* begin *

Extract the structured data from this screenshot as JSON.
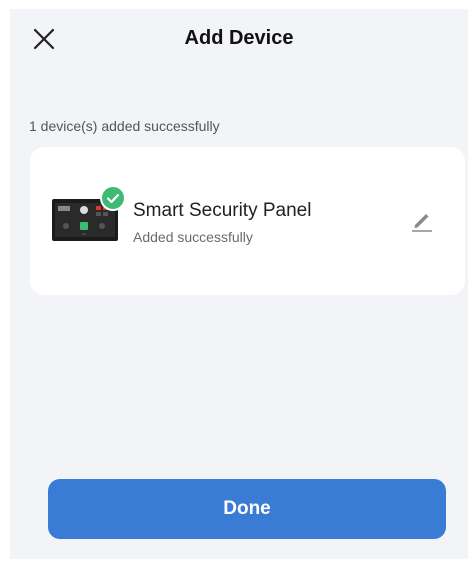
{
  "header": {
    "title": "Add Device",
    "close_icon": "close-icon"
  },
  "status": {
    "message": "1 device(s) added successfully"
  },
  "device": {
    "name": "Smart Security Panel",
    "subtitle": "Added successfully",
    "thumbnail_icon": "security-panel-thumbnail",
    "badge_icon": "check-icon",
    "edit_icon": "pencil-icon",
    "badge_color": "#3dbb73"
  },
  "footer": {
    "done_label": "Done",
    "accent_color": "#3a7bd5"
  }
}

* end *

• Given task
Copy all lines above containing the string "successfully".

• Result below
    "message": "1 device(s) added successfully"
    "subtitle": "Added successfully",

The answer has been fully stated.